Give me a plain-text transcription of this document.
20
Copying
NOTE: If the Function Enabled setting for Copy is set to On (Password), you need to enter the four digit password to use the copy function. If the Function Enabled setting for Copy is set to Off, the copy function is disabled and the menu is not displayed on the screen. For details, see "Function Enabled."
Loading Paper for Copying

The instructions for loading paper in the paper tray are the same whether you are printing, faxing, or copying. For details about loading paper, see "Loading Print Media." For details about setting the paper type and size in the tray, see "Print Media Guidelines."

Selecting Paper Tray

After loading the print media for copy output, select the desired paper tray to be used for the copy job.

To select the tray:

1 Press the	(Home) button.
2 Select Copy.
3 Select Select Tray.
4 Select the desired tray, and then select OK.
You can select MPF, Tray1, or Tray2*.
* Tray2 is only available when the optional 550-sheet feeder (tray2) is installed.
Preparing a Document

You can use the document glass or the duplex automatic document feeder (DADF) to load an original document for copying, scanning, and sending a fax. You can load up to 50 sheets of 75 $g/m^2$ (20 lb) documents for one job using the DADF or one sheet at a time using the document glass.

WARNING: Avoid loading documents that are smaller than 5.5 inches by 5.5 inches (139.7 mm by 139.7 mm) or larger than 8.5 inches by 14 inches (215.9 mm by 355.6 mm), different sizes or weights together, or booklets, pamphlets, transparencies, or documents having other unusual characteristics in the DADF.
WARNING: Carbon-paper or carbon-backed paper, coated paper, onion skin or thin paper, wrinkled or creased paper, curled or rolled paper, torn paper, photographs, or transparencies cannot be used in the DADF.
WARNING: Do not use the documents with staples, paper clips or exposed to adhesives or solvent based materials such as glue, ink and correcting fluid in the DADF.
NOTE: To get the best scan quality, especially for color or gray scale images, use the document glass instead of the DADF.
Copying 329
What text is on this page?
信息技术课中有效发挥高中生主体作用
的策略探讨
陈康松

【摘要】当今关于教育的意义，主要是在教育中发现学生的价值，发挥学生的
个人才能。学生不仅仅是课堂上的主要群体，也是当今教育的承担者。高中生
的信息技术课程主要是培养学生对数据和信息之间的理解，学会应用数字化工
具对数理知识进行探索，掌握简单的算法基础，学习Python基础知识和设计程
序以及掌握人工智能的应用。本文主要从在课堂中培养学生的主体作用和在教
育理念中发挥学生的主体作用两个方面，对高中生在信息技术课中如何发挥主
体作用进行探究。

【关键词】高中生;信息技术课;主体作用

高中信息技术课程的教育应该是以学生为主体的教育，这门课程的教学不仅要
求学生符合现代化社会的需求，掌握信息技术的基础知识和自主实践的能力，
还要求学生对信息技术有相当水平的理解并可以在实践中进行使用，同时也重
* * *
WHAT IS EXPECTED: Each record above should be returned exactly as it appears.

THE SOLUTION:
Give me a plain-text transcription of this document.
20
Copying
NOTE: If the Function Enabled setting for Copy is set to On (Password), you need to enter the four digit password to use the copy function. If the Function Enabled setting for Copy is set to Off, the copy function is disabled and the menu is not displayed on the screen. For details, see "Function Enabled."
Loading Paper for Copying

The instructions for loading paper in the paper tray are the same whether you are printing, faxing, or copying. For details about loading paper, see "Loading Print Media." For details about setting the paper type and size in the tray, see "Print Media Guidelines."

Selecting Paper Tray

After loading the print media for copy output, select the desired paper tray to be used for the copy job.

To select the tray:

1 Press the	(Home) button.
2 Select Copy.
3 Select Select Tray.
4 Select the desired tray, and then select OK.
You can select MPF, Tray1, or Tray2*.
* Tray2 is only available when the optional 550-sheet feeder (tray2) is installed.
Preparing a Document

You can use the document glass or the duplex automatic document feeder (DADF) to load an original document for copying, scanning, and sending a fax. You can load up to 50 sheets of 75 $g/m^2$ (20 lb) documents for one job using the DADF or one sheet at a time using the document glass.

WARNING: Avoid loading documents that are smaller than 5.5 inches by 5.5 inches (139.7 mm by 139.7 mm) or larger than 8.5 inches by 14 inches (215.9 mm by 355.6 mm), different sizes or weights together, or booklets, pamphlets, transparencies, or documents having other unusual characteristics in the DADF.
WARNING: Carbon-paper or carbon-backed paper, coated paper, onion skin or thin paper, wrinkled or creased paper, curled or rolled paper, torn paper, photographs, or transparencies cannot be used in the DADF.
WARNING: Do not use the documents with staples, paper clips or exposed to adhesives or solvent based materials such as glue, ink and correcting fluid in the DADF.
NOTE: To get the best scan quality, especially for color or gray scale images, use the document glass instead of the DADF.
Copying 329
What text is on this page?
信息技术课中有效发挥高中生主体作用
的策略探讨
陈康松

【摘要】当今关于教育的意义，主要是在教育中发现学生的价值，发挥学生的
个人才能。学生不仅仅是课堂上的主要群体，也是当今教育的承担者。高中生
的信息技术课程主要是培养学生对数据和信息之间的理解，学会应用数字化工
具对数理知识进行探索，掌握简单的算法基础，学习Python基础知识和设计程
序以及掌握人工智能的应用。本文主要从在课堂中培养学生的主体作用和在教
育理念中发挥学生的主体作用两个方面，对高中生在信息技术课中如何发挥主
体作用进行探究。

【关键词】高中生;信息技术课;主体作用

高中信息技术课程的教育应该是以学生为主体的教育，这门课程的教学不仅要
求学生符合现代化社会的需求，掌握信息技术的基础知识和自主实践的能力，
还要求学生对信息技术有相当水平的理解并可以在实践中进行使用，同时也重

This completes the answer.